WRITTEN EXERCISE :: Print the whole listing exactly.

INPUT MATERIAL ::

+---+

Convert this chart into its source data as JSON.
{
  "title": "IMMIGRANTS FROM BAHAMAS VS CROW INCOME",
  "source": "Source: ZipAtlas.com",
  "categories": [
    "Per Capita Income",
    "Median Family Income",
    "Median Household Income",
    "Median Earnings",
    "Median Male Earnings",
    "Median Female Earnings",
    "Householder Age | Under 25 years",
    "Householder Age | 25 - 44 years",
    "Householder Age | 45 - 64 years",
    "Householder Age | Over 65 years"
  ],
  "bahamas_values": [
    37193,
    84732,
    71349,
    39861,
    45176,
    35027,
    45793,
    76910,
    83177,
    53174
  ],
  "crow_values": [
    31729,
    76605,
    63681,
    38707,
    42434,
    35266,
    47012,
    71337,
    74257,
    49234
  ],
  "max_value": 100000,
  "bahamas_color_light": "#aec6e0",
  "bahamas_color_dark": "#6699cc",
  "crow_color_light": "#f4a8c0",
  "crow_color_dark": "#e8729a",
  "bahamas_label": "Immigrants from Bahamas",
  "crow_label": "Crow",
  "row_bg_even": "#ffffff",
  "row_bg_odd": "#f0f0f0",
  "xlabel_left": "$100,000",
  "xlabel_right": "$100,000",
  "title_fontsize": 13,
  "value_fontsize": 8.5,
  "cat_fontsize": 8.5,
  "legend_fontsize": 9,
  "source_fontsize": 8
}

+---+

COMPLETE RESPONSE ::
Convert this chart into its source data as JSON.
{
  "title": "IMMIGRANTS FROM BAHAMAS VS CROW INCOME",
  "source": "Source: ZipAtlas.com",
  "categories": [
    "Per Capita Income",
    "Median Family Income",
    "Median Household Income",
    "Median Earnings",
    "Median Male Earnings",
    "Median Female Earnings",
    "Householder Age | Under 25 years",
    "Householder Age | 25 - 44 years",
    "Householder Age | 45 - 64 years",
    "Householder Age | Over 65 years"
  ],
  "bahamas_values": [
    37193,
    84732,
    71349,
    39861,
    45176,
    35027,
    45793,
    76910,
    83177,
    53174
  ],
  "crow_values": [
    31729,
    76605,
    63681,
    38707,
    42434,
    35266,
    47012,
    71337,
    74257,
    49234
  ],
  "max_value": 100000,
  "bahamas_color_light": "#aec6e0",
  "bahamas_color_dark": "#6699cc",
  "crow_color_light": "#f4a8c0",
  "crow_color_dark": "#e8729a",
  "bahamas_label": "Immigrants from Bahamas",
  "crow_label": "Crow",
  "row_bg_even": "#ffffff",
  "row_bg_odd": "#f0f0f0",
  "xlabel_left": "$100,000",
  "xlabel_right": "$100,000",
  "title_fontsize": 13,
  "value_fontsize": 8.5,
  "cat_fontsize": 8.5,
  "legend_fontsize": 9,
  "source_fontsize": 8
}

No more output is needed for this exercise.